**STATED GOAL**
Locate and copy all lines bearing the word "Firefox".

• • •

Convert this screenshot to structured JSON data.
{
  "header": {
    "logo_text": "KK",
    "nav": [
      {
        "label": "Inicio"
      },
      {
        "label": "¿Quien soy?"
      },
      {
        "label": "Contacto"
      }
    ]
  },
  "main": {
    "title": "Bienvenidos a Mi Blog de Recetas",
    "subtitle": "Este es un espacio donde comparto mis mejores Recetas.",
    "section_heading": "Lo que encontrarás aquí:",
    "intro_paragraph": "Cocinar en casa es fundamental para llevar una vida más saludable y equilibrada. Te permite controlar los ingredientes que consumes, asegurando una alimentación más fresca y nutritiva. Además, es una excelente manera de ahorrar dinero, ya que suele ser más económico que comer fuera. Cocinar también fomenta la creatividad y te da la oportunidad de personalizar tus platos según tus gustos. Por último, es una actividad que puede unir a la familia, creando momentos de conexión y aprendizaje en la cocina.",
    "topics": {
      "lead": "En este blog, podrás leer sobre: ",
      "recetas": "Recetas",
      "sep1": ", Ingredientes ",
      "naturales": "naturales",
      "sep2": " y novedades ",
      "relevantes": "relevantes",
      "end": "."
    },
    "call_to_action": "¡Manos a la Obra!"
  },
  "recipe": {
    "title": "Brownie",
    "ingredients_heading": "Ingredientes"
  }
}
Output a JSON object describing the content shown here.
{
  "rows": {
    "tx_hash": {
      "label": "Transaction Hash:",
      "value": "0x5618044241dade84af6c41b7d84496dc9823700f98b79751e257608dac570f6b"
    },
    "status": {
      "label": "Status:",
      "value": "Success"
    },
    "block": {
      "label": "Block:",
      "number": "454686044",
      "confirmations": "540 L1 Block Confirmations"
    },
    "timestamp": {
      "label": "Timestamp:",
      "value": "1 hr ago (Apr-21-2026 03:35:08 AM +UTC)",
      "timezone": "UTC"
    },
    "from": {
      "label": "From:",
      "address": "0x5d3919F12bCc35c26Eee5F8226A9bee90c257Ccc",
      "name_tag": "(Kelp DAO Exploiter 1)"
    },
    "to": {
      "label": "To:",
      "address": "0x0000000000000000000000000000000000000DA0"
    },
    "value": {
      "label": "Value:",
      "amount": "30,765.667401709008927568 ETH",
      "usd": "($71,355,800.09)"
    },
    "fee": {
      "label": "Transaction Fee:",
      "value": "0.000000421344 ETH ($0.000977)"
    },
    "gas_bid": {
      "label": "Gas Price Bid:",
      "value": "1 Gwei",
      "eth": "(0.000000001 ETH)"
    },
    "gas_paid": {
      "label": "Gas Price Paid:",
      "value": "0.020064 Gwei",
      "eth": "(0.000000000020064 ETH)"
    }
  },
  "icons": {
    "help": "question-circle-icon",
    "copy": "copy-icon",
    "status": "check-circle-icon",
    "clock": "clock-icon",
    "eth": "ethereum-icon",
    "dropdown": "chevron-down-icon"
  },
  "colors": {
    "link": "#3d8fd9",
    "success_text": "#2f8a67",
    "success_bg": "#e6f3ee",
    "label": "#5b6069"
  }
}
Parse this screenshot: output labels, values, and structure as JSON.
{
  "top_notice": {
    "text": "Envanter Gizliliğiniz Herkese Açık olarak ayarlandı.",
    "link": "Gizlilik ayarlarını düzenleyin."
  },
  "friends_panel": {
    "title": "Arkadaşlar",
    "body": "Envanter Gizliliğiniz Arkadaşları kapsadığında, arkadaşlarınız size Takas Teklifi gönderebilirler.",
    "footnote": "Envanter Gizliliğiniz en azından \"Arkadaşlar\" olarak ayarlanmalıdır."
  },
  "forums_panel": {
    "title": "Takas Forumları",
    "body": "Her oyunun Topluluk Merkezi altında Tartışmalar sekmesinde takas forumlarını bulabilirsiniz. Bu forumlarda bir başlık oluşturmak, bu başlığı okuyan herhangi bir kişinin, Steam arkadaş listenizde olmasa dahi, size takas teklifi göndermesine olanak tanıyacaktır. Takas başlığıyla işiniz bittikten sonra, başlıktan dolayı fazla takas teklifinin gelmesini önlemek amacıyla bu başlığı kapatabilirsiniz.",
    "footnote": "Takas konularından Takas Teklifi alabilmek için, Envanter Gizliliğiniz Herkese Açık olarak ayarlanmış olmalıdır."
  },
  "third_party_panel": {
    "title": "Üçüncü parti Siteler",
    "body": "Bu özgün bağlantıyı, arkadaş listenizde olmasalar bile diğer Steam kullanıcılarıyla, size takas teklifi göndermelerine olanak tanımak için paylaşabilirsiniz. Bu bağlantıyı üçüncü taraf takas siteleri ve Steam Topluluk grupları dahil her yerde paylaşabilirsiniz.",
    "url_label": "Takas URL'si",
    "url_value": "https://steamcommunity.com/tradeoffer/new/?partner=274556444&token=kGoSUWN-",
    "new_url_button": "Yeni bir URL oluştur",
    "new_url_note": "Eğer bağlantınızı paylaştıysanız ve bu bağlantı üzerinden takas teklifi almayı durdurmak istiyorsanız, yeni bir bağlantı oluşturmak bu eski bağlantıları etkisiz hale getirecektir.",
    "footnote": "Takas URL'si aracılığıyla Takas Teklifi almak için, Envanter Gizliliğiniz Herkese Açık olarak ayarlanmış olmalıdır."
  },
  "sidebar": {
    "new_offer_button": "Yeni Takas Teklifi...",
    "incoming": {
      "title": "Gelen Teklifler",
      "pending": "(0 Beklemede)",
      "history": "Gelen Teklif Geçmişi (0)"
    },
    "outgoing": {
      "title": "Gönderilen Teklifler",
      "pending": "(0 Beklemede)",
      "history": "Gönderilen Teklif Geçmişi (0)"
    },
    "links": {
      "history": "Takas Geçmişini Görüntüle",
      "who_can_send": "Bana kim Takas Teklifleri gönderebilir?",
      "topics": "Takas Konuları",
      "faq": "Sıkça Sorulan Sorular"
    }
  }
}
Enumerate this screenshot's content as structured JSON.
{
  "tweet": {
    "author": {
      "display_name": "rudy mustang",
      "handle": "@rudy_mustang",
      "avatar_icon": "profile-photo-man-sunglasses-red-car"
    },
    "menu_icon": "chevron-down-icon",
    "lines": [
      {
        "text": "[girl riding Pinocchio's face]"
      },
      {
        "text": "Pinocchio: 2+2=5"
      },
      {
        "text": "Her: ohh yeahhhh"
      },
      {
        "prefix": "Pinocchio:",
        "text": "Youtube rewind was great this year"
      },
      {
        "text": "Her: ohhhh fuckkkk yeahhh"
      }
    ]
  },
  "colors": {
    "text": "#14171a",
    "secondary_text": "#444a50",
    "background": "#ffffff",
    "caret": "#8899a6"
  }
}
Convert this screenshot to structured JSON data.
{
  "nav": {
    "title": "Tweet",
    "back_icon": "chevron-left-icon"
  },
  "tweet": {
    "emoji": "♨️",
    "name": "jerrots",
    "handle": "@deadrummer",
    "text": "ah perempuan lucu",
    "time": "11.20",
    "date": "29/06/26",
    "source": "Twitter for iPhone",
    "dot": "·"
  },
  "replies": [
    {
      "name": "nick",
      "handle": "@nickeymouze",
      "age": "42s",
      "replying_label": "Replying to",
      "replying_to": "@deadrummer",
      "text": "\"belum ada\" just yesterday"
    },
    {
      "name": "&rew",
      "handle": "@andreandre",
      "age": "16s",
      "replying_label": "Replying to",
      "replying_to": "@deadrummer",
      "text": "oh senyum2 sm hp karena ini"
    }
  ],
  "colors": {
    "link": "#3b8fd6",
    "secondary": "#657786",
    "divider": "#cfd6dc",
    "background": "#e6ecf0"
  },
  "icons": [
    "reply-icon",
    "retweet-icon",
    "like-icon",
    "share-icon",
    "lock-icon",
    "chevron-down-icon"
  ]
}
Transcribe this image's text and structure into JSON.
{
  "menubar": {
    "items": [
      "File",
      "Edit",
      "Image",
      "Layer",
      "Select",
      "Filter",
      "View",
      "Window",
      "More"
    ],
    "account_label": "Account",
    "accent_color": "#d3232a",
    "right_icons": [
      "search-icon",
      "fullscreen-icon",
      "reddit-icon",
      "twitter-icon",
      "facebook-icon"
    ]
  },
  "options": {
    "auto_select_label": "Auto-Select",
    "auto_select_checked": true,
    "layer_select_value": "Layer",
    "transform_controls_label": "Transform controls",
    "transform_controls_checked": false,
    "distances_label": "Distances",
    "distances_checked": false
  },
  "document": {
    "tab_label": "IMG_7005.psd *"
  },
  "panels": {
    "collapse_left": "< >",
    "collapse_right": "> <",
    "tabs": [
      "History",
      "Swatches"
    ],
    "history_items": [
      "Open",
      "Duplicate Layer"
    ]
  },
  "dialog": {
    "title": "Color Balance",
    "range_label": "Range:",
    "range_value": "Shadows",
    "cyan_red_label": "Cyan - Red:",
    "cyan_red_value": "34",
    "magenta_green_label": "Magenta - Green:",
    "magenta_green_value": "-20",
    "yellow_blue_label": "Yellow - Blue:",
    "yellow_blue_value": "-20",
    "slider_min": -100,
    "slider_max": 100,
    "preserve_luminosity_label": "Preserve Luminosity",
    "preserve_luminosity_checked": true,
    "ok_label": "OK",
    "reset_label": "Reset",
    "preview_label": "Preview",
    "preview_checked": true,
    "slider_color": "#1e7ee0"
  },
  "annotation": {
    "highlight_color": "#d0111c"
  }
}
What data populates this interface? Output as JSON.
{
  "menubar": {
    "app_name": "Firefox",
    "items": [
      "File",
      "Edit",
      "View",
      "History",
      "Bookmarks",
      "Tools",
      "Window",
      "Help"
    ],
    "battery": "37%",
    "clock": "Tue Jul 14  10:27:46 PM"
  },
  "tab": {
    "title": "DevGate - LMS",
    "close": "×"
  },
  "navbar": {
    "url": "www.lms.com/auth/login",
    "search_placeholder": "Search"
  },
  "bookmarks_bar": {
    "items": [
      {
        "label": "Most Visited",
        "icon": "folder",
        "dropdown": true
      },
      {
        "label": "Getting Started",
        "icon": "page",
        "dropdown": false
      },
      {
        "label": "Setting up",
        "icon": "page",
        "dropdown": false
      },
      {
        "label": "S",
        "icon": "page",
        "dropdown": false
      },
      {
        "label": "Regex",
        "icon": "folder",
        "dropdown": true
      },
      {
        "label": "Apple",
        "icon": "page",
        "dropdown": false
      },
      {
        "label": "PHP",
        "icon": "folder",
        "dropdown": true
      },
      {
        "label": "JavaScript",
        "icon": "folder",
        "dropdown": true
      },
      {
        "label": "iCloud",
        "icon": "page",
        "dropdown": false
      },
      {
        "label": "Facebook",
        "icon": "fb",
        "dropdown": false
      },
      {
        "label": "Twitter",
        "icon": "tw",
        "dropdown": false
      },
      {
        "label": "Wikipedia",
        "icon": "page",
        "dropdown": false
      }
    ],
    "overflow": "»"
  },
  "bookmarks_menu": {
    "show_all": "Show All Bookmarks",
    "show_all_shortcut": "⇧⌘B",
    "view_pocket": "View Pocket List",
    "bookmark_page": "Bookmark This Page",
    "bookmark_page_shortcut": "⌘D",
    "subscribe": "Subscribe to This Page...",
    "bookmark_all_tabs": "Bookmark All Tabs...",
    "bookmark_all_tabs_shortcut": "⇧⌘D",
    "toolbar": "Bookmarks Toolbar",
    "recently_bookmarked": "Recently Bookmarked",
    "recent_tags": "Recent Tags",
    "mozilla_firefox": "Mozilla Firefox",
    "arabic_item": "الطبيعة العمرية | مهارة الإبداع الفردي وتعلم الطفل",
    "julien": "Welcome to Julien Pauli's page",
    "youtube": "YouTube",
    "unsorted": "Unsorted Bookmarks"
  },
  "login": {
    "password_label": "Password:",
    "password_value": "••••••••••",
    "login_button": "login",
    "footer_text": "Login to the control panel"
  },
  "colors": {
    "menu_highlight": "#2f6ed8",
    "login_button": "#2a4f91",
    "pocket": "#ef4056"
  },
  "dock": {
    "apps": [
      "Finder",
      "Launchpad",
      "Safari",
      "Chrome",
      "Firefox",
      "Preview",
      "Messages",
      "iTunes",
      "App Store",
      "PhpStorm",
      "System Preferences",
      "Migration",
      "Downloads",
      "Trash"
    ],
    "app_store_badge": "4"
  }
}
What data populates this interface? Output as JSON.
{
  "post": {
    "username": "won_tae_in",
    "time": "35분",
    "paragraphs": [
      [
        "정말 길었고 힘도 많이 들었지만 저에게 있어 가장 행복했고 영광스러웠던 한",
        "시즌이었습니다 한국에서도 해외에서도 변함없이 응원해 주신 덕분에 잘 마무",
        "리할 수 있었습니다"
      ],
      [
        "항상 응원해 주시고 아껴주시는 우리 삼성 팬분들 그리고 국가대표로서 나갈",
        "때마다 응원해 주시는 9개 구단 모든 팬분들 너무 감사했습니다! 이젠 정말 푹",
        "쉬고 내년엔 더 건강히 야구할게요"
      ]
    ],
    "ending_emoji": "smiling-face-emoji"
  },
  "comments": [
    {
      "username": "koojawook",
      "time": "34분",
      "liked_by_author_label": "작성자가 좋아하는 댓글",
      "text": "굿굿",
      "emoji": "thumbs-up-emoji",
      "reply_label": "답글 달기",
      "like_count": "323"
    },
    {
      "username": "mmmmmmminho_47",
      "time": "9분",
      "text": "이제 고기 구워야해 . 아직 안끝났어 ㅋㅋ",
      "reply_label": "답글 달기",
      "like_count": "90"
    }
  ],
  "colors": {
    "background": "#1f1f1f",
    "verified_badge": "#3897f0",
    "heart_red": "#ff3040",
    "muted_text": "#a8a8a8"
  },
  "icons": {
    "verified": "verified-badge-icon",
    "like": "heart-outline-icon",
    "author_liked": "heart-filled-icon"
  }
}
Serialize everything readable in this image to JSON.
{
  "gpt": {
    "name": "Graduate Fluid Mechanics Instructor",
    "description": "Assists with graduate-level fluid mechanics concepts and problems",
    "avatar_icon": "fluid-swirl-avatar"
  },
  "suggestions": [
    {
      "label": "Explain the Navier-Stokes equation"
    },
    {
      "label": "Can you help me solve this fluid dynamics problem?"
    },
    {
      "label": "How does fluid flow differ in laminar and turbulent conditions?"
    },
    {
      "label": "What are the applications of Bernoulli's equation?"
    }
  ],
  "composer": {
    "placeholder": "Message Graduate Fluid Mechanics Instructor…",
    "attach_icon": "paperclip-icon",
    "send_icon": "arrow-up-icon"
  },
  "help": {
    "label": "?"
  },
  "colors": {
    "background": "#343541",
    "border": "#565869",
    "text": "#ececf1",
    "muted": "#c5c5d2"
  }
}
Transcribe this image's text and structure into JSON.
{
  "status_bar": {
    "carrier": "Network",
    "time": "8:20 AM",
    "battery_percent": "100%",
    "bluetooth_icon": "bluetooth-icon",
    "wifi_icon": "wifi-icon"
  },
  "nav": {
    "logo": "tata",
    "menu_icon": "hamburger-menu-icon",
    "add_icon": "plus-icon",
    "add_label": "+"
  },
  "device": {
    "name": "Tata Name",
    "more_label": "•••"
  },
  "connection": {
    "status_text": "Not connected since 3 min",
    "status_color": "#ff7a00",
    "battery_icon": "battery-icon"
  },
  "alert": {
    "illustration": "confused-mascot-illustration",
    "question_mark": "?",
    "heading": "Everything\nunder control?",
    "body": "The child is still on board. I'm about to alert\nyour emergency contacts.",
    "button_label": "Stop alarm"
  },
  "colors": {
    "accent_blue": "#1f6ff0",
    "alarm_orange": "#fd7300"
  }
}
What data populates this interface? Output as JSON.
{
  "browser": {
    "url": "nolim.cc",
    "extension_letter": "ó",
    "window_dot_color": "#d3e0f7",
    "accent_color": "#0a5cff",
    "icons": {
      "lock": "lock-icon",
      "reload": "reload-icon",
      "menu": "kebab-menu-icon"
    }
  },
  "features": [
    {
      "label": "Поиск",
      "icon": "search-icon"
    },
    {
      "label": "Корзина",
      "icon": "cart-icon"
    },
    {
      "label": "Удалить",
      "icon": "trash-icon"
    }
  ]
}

• • •

**PROBLEM SOLUTION**
    "app_name": "Firefox",
    "mozilla_firefox": "Mozilla Firefox",
      "Firefox",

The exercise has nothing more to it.